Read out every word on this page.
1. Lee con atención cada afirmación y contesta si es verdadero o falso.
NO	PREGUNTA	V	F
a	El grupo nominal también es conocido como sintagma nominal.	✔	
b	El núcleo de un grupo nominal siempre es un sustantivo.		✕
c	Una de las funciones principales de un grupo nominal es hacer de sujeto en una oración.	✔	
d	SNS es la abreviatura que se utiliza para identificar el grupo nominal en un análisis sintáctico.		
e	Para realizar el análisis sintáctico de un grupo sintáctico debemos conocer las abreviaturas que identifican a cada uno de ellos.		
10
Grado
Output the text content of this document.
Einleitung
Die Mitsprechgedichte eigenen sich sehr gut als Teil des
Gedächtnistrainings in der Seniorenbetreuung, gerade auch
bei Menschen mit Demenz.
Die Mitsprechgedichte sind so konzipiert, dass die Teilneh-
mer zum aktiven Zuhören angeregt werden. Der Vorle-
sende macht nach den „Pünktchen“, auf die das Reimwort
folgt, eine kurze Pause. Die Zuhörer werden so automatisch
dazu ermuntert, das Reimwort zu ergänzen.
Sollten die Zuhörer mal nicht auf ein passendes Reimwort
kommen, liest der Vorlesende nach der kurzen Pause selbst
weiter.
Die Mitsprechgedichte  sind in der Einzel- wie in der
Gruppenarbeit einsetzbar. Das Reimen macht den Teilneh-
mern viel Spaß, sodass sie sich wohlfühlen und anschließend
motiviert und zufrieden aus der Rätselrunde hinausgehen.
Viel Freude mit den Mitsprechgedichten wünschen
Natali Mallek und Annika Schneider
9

* [WHAT TO PRODUCE] Write the entries again, exactly as they stand.

* [FULL SOLUTION]
Read out every word on this page.
1. Lee con atención cada afirmación y contesta si es verdadero o falso.
NO	PREGUNTA	V	F
a	El grupo nominal también es conocido como sintagma nominal.	✔	
b	El núcleo de un grupo nominal siempre es un sustantivo.		✕
c	Una de las funciones principales de un grupo nominal es hacer de sujeto en una oración.	✔	
d	SNS es la abreviatura que se utiliza para identificar el grupo nominal en un análisis sintáctico.		
e	Para realizar el análisis sintáctico de un grupo sintáctico debemos conocer las abreviaturas que identifican a cada uno de ellos.		
10
Grado
Output the text content of this document.
Einleitung
Die Mitsprechgedichte eigenen sich sehr gut als Teil des
Gedächtnistrainings in der Seniorenbetreuung, gerade auch
bei Menschen mit Demenz.
Die Mitsprechgedichte sind so konzipiert, dass die Teilneh-
mer zum aktiven Zuhören angeregt werden. Der Vorle-
sende macht nach den „Pünktchen“, auf die das Reimwort
folgt, eine kurze Pause. Die Zuhörer werden so automatisch
dazu ermuntert, das Reimwort zu ergänzen.
Sollten die Zuhörer mal nicht auf ein passendes Reimwort
kommen, liest der Vorlesende nach der kurzen Pause selbst
weiter.
Die Mitsprechgedichte  sind in der Einzel- wie in der
Gruppenarbeit einsetzbar. Das Reimen macht den Teilneh-
mern viel Spaß, sodass sie sich wohlfühlen und anschließend
motiviert und zufrieden aus der Rätselrunde hinausgehen.
Viel Freude mit den Mitsprechgedichten wünschen
Natali Mallek und Annika Schneider
9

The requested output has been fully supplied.